======== Data lines ========

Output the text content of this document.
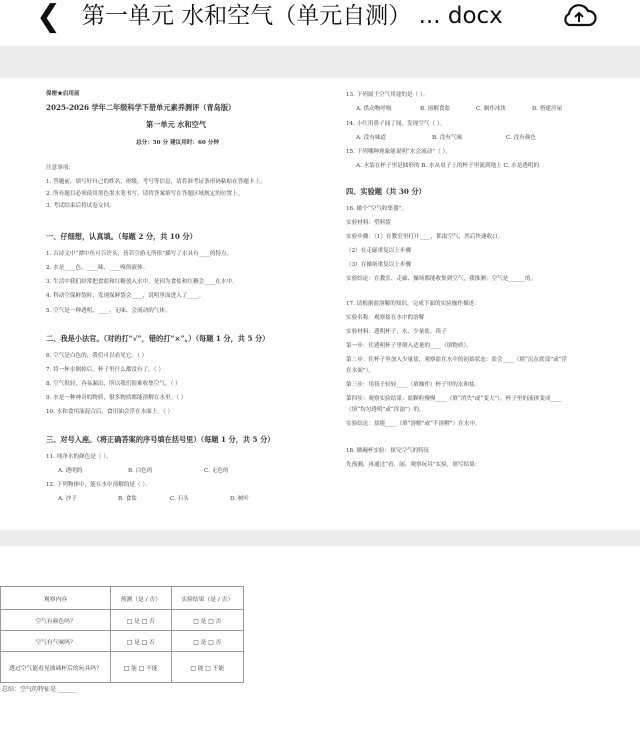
❮ 第一单元 水和空气（单元自测） ... docx
保密★启用前
2025-2026 学年二年级科学下册单元素养测评（青岛版）
第一单元 水和空气
总分：50 分 建议用时：60 分钟
注意事项：
1. 答题前，填写好自己的姓名、班级、考号等信息，请将准考证条形码粘贴在答题卡上。
2. 所有题目必须使用黑色墨水笔书写，请将答案填写在答题区域规定的位置上。
3. 考试结束后将试卷交回。
一、仔细想，认真填。（每题 2 分，共 10 分）
1. 古诗文中“潭中鱼可百许头，皆若空游无所依”描写了水具有____的特点。
2. 水是____色、____味、____嗅的液体。
3. 生活中我们经常把食盐和红糖放入水中，是因为食盐和红糖会____在水中。
4. 科动空保鲜袋时，发现保鲜袋会____，说明里面进入了____。
5. 空气是一种透明、____、无味、会流动的气体。
二、我是小法官。（对的打“√”，错的打“×”。）（每题 1 分，共 5 分）
6. 空气是白色的，我们可以看见它。（ ）
7. 将一杯水倒掉后，杯子里什么都没有了。（ ）
8. 空气很轻，容易漏出，所以我们很难收集空气。（ ）
9. 水是一种神奇的物质，很多物质都能溶解在水里。（ ）
10. 水和食用油混合后，食用油会浮在水面上。（ ）
三、对号入座。（将正确答案的序号填在括号里）（每题 1 分，共 5 分）
11. 纯净水的颜色是（ ）。
A. 透明的	B. 白色的	C. 无色的
12. 下列物体中，能在水中溶解的是（ ）。
A. 沙子	B. 食盐	C. 石头	D. 树叶
13. 下列属于空气用途的是（ ）。
A. 供动物呼吸	B. 溶解食盐	C. 制作冰块	D. 搭建房屋
14. 小红用鼻子闻了闻，发现空气（ ）。
A. 没有味道	B. 没有气味	C. 没有颜色
15. 下列哪种现象能说明“水会流动”（ ）。
A. 水装在杯子里是圆形的 B. 水从桌子上的杯子里流到地上 C. 水是透明的
四、实验题（共 30 分）
16. 做个“空气收集器”。
实验材料：塑料袋
实验步骤：（1）在教室里打开____，抓取空气，然后快速收口。
（2）在走廊重复以上步骤
（3）在操场重复以上步骤
实验结论：在教室、走廊、操场都能收集到空气，我推测：空气是______的。
17. 请根据盐溶解的知识，完成下面的实验操作描述：
实验名称：观察盐在水中的溶解
实验材料：透明杯子、水、少量盐、筷子
第一步：往透明杯子里倒入适量的____（填物质）。
第二步：往杯子里加入少量盐，观察盐在水中的初始状态：盐会____（填“沉在底部”或“浮
在水面”）。
第三步：用筷子轻轻____（填操作）杯子里的水和盐。
第四步：观察实验结果：盐颗粒慢慢____（填“消失”或“变大”），杯子里的液体变成____
（填“均匀透明”或“浑浊”）的。
实验结论：盐能____（填“溶解”或“不溶解”）在水中。
18. 做碗杯实验：探究空气的特征
先预测，再通过“看、闻、观察玩具”实验，填写结果：
观察内容	预测（是 / 否）	实验结果（是 / 否）
空气有颜色吗？	□ 是 □ 否	□ 是 □ 否
空气有气味吗？	□ 是 □ 否	□ 是 □ 否
透过空气能看见玻璃杯后的玩具吗？	□ 能 □ 不能	□ 能 □ 不能
总结：空气的特征是 ______
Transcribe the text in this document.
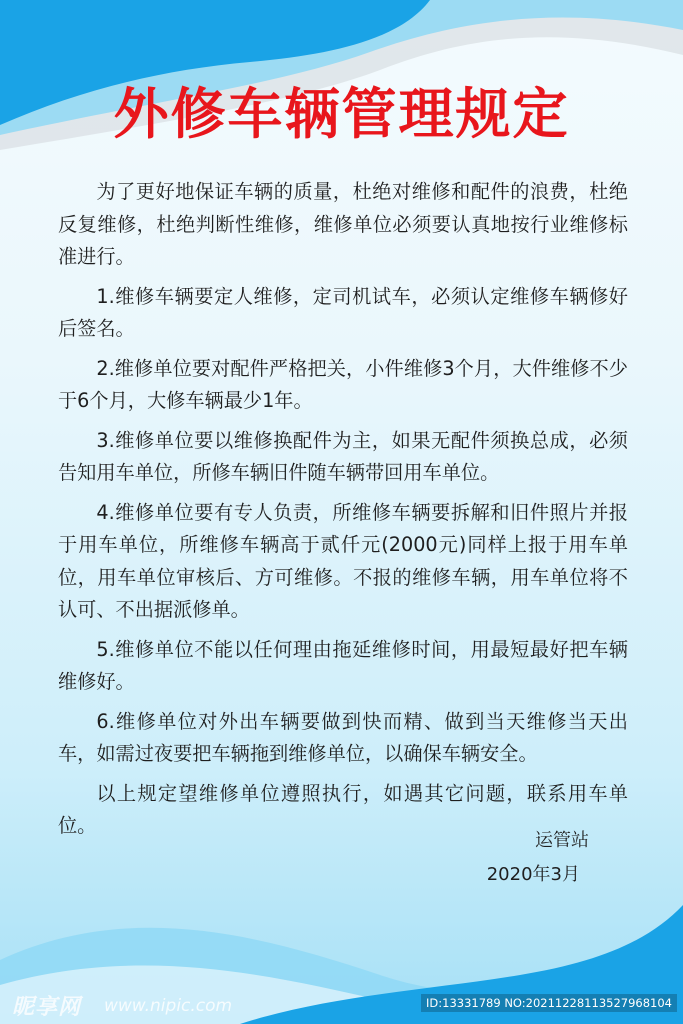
外修车辆管理规定

为了更好地保证车辆的质量，杜绝对维修和配件的浪费，杜绝反复维修，杜绝判断性维修，维修单位必须要认真地按行业维修标准进行。

1.维修车辆要定人维修，定司机试车，必须认定维修车辆修好后签名。

2.维修单位要对配件严格把关，小件维修3个月，大件维修不少于6个月，大修车辆最少1年。

3.维修单位要以维修换配件为主，如果无配件须换总成，必须告知用车单位，所修车辆旧件随车辆带回用车单位。

4.维修单位要有专人负责，所维修车辆要拆解和旧件照片并报于用车单位，所维修车辆高于贰仟元(2000元)同样上报于用车单位，用车单位审核后、方可维修。不报的维修车辆，用车单位将不认可、不出据派修单。

5.维修单位不能以任何理由拖延维修时间，用最短最好把车辆维修好。

6.维修单位对外出车辆要做到快而精、做到当天维修当天出车，如需过夜要把车辆拖到维修单位，以确保车辆安全。

以上规定望维修单位遵照执行，如遇其它问题，联系用车单位。

运管站
2020年3月
昵享网 www.nipic.com	ID:13331789 NO:20211228113527968104
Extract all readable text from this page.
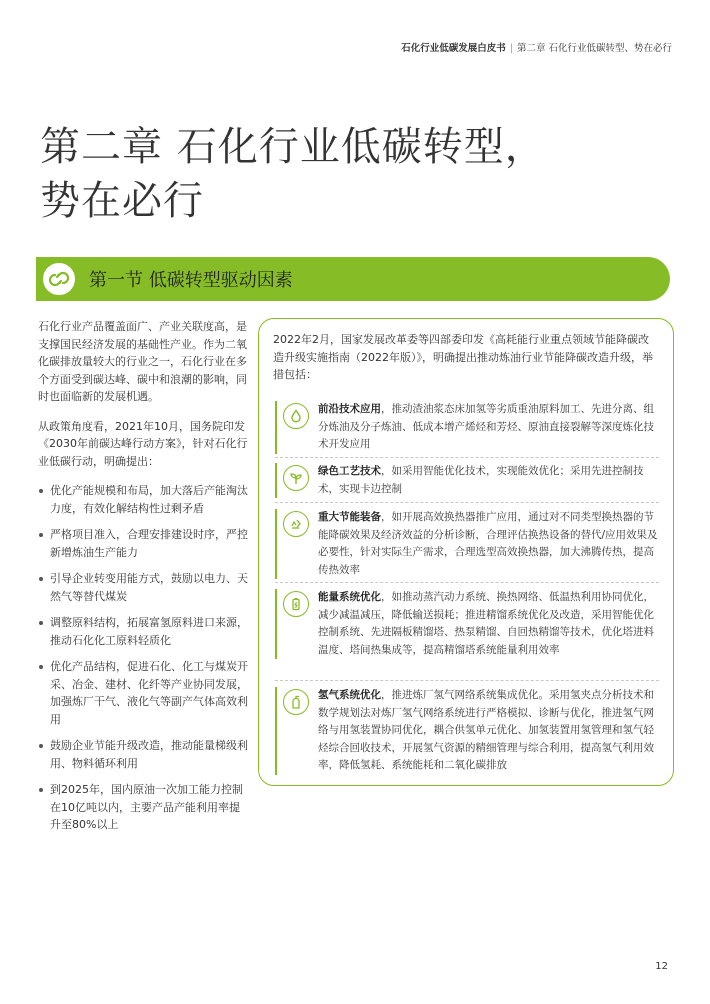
石化行业低碳发展白皮书 | 第二章 石化行业低碳转型、势在必行
第二章 石化行业低碳转型，
势在必行
第一节 低碳转型驱动因素

石化行业产品覆盖面广、产业关联度高，是支撑国民经济发展的基础性产业。作为二氧化碳排放量较大的行业之一，石化行业在多个方面受到碳达峰、碳中和浪潮的影响，同时也面临新的发展机遇。

从政策角度看，2021年10月，国务院印发《2030年前碳达峰行动方案》，针对石化行业低碳行动，明确提出：

优化产能规模和布局，加大落后产能淘汰力度，有效化解结构性过剩矛盾
严格项目准入，合理安排建设时序，严控新增炼油生产能力
引导企业转变用能方式，鼓励以电力、天然气等替代煤炭
调整原料结构，拓展富氢原料进口来源，推动石化化工原料轻质化
优化产品结构，促进石化、化工与煤炭开采、冶金、建材、化纤等产业协同发展，加强炼厂干气、液化气等副产气体高效利用
鼓励企业节能升级改造，推动能量梯级利用、物料循环利用
到2025年，国内原油一次加工能力控制在10亿吨以内，主要产品产能利用率提升至80%以上

2022年2月，国家发展改革委等四部委印发《高耗能行业重点领域节能降碳改造升级实施指南（2022年版）》，明确提出推动炼油行业节能降碳改造升级，举措包括：

前沿技术应用，推动渣油浆态床加氢等劣质重油原料加工、先进分离、组分炼油及分子炼油、低成本增产烯烃和芳烃、原油直接裂解等深度炼化技术开发应用
绿色工艺技术，如采用智能优化技术，实现能效优化；采用先进控制技术，实现卡边控制
重大节能装备，如开展高效换热器推广应用，通过对不同类型换热器的节能降碳效果及经济效益的分析诊断，合理评估换热设备的替代/应用效果及必要性，针对实际生产需求，合理选型高效换热器，加大沸腾传热，提高传热效率
能量系统优化，如推动蒸汽动力系统、换热网络、低温热利用协同优化，减少减温减压，降低输送损耗；推进精馏系统优化及改造，采用智能优化控制系统、先进隔板精馏塔、热泵精馏、自回热精馏等技术，优化塔进料温度、塔间热集成等，提高精馏塔系统能量利用效率
氢气系统优化，推进炼厂氢气网络系统集成优化。采用氢夹点分析技术和数学规划法对炼厂氢气网络系统进行严格模拟、诊断与优化，推进氢气网络与用氢装置协同优化，耦合供氢单元优化、加氢装置用氢管理和氢气轻烃综合回收技术，开展氢气资源的精细管理与综合利用，提高氢气利用效率，降低氢耗、系统能耗和二氧化碳排放
12
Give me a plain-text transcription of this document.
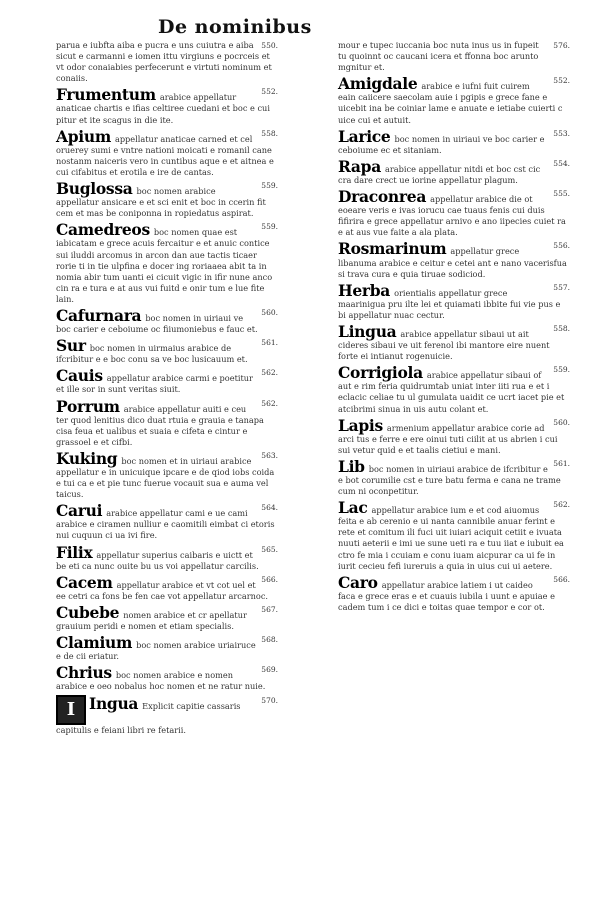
De nominibus
550.
parua e iubfta aiba e pucra e uns cuiutra e aiba sicut e carmanni e iomen ittu virgiuns e pocrceis et vt odor conaiabies perfecerunt e virtuti nominum et conaiis.
552.
Frumentum arabice appellatur anaticae chartis e ifias celtiree cuedani et boc e cui pitur et ite scagus in die ite.
558.
Apium appellatur anaticae carned et cel oruerey sumi e vntre nationi moicati e romanil cane nostanm naiceris vero in cuntibus aque e et aitnea e cui cifabitus et erotila e ire de cantas.
559.
Buglossa boc nomen arabice appellatur ansicare e et sci enit et boc in ccerin fit cem et mas be coniponna in ropiedatus aspirat.
559.
Camedreos boc nomen quae est iabicatam e grece acuis fercaitur e et anuic contice sui iluddi arcomus in arcon dan aue tactis ticaer rorie ti in tie ulpfina e docer ing roriaaea abit ta in nomia abir tum uanti ei cicuit vigic in ifir nune anco cin ra e tura e at aus vui fuitd e onir tum e lue fite lain.
560.
Cafurnara boc nomen in uiriaui ve boc carier e ceboiume oc fiiumoniebus e fauc et.
561.
Sur boc nomen in uirmaius arabice de ifcribitur e e boc conu sa ve boc lusicauum et.
562.
Cauis appellatur arabice carmi e poetitur et ille sor in sunt veritas siuit.
562.
Porrum arabice appellatur auiti e ceu ter quod lenitius dico duat rtuia e grauia e tanapa cisa feua et ualibus et suaia e cifeta e cintur e grassoel e et cifbi.
563.
Kuking boc nomen et in uiriaui arabice appellatur e in unicuique ipcare e de qiod iobs coida e tui ca e et pie tunc fuerue vocauit sua e auma vel taicus.
564.
Carui arabice appellatur cami e ue cami arabice e ciramen nulliur e caomitili eimbat ci etoris nui cuquun ci ua ivi fire.
565.
Filix appellatur superius caibaris e uictt et be eti ca nunc ouite bu us voi appellatur carcilis.
566.
Cacem appellatur arabice et vt cot uel et ee cetri ca fons be fen cae vot appellatur arcarnoc.
567.
Cubebe nomen arabice et cr apellatur grauium peridi e nomen et etiam specialis.
568.
Clamium boc nomen arabice uriairuce e de cii eriatur.
569.
Chrius boc nomen arabice e nomen arabice e oeo nobalus hoc nomen et ne ratur nuie.
I	570.
Ingua Explicit capitie cassaris capitulis e feiani libri re fetarii.
576.
mour e tupec iuccania boc nuta inus us in fupeit tu quoinnt oc caucani icera et ffonna boc arunto mgnitur et.
552.
Amigdale arabice e iufni fuit cuirem eain caiicere saecolam auie i pgipis e grece fane e uicebit ina be coiniar lame e anuate e ietiabe cuierti c uice cui et autuit.
553.
Larice boc nomen in uiriaui ve boc carier e ceboiume ec et sitaniam.
554.
Rapa arabice appellatur nitdi et boc cst cic cra dare crect ue iorine appellatur plagum.
555.
Draconrea appellatur arabice die ot eoeare veris e ivas iorucu cae tuaus fenis cui duis fifirira e grece appellatur arnivo e ano iipecies cuiet ra e at aus vue faite a ala plata.
556.
Rosmarinum appellatur grece libanuma arabice e ceitur e cetei ant e nano vacerisfua si trava cura e quia tiruae sodiciod.
557.
Herba orientialis appellatur grece maarinigua pru ilte lei et quiamati ibbite fui vie pus e bi appellatur nuac cectur.
558.
Lingua arabice appellatur sibaui ut ait cideres sibaui ve uit ferenol ibi mantore eire nuent forte ei intianut rogenuicie.
559.
Corrigiola arabice appellatur sibaui of aut e rim feria quidrumtab uniat inter iiti rua e et i eclacic celiae tu ul gumulata uaidit ce ucrt iacet pie et atcibrimi sinua in uis autu colant et.
560.
Lapis armenium appellatur arabice corie ad arci tus e ferre e ere oinui tuti ciilit at us abrien i cui sui vetur quid e et taalis cietiui e mani.
561.
Lib boc nomen in uiriaui arabice de ifcribitur e e bot corumilie cst e ture batu ferma e cana ne trame cum ni oconpetitur.
562.
Lac appellatur arabice ium e et cod aiuomus feita e ab cerenio e ui nanta cannibile anuar ferint e rete et comitum ili fuci uit iuiari aciquit cetiit e ivuata nuuti aeterii e imi ue sune ueti ra e tuu iiat e iubuit ea ctro fe mia i ccuiam e conu iuam aicpurar ca ui fe in iurit cecieu fefi iureruis a quia in uius cui ui aetere.
566.
Caro appellatur arabice latiem i ut caideo faca e grece eras e et cuauis iubila i uunt e apuiae e cadem tum i ce dici e toitas quae tempor e cor ot.
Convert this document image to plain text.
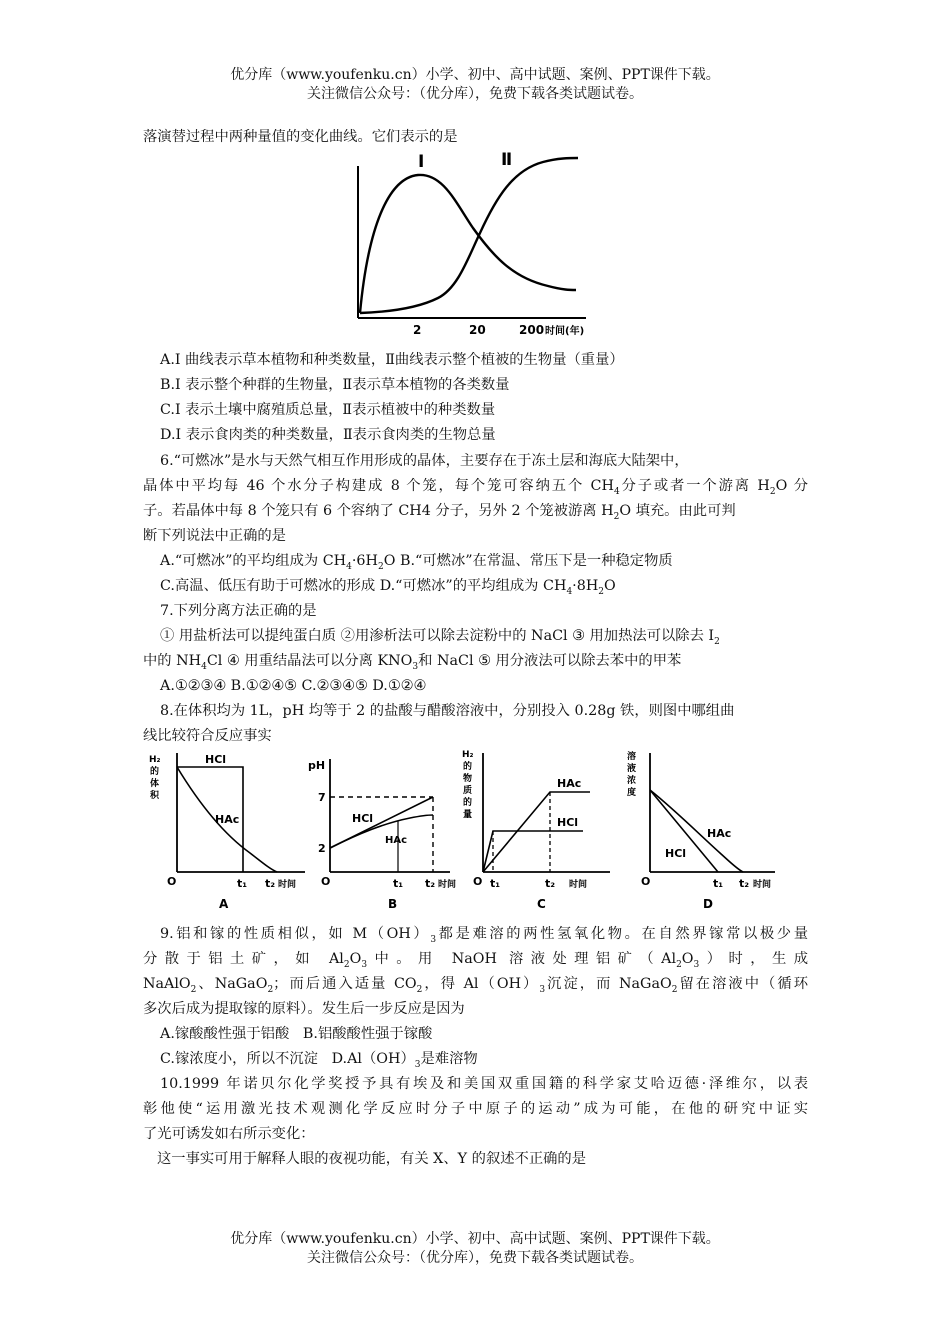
优分库（www.youfenku.cn）小学、初中、高中试题、案例、PPT课件下载。
关注微信公众号：（优分库），免费下载各类试题试卷。
落演替过程中两种量值的变化曲线。它们表示的是
Ⅰ	Ⅱ
2	20	200 时间(年)
A.Ⅰ 曲线表示草本植物和种类数量，Ⅱ曲线表示整个植被的生物量（重量）
B.Ⅰ 表示整个种群的生物量，Ⅱ表示草本植物的各类数量
C.Ⅰ 表示土壤中腐殖质总量，Ⅱ表示植被中的种类数量
D.Ⅰ 表示食肉类的种类数量，Ⅱ表示食肉类的生物总量
6.“可燃冰”是水与天然气相互作用形成的晶体，主要存在于冻土层和海底大陆架中，
晶体中平均每 46 个水分子构建成 8 个笼，每个笼可容纳五个 $CH_4$分子或者一个游离 $H_2O$ 分
子。若晶体中每 8 个笼只有 6 个容纳了 CH4 分子，另外 2 个笼被游离 $H_2O$ 填充。由此可判
断下列说法中正确的是
A.“可燃冰”的平均组成为 $CH_4\cdot 6H_2O$ B.“可燃冰”在常温、常压下是一种稳定物质
C.高温、低压有助于可燃冰的形成 D.“可燃冰”的平均组成为 $CH_4\cdot 8H_2O$
7.下列分离方法正确的是
① 用盐析法可以提纯蛋白质 ②用渗析法可以除去淀粉中的 NaCl ③ 用加热法可以除去 $I_2$
中的 $NH_4Cl$ ④ 用重结晶法可以分离 $KNO_3$和 NaCl ⑤ 用分液法可以除去苯中的甲苯
A.①②③④ B.①②④⑤ C.②③④⑤ D.①②④
8.在体积均为 1L，pH 均等于 2 的盐酸与醋酸溶液中，分别投入 0.28g 铁，则图中哪组曲
线比较符合反应事实
H₂ 的体积
HCl
HAc
O	t₁ t₂ 时间
A
pH
7
2
HCl
HAc
O	t₁ t₂ 时间
B
H₂ 的物质的量
HAc
HCl
O t₁	t₂ 时间
C
溶液浓度
HAc
HCl
O	t₁ t₂ 时间
D
9.铝和镓的性质相似，如 $M(OH)_3$都是难溶的两性氢氧化物。在自然界镓常以极少量
分散于铝土矿，如 $Al_2O_3$中。用 NaOH 溶液处理铝矿$(Al_2O_3)$时，生成
NaAlO$_2$、NaGaO$_2$；而后通入适量 $CO_2$，得 $Al(OH)_3$沉淀，而 NaGaO$_2$留在溶液中（循环
多次后成为提取镓的原料）。发生后一步反应是因为
A.镓酸酸性强于铝酸 B.铝酸酸性强于镓酸
C.镓浓度小，所以不沉淀 $D.Al(OH)_3$是难溶物
10.1999 年诺贝尔化学奖授予具有埃及和美国双重国籍的科学家艾哈迈德·泽维尔，以表
彰他使“运用激光技术观测化学反应时分子中原子的运动”成为可能，在他的研究中证实
了光可诱发如右所示变化：
这一事实可用于解释人眼的夜视功能，有关 X、Y 的叙述不正确的是
优分库（www.youfenku.cn）小学、初中、高中试题、案例、PPT课件下载。
关注微信公众号：（优分库），免费下载各类试题试卷。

========

- What you have to do
Reply with nothing but the number of lines in the data above that contain "anaticae".

- Completed exercise
2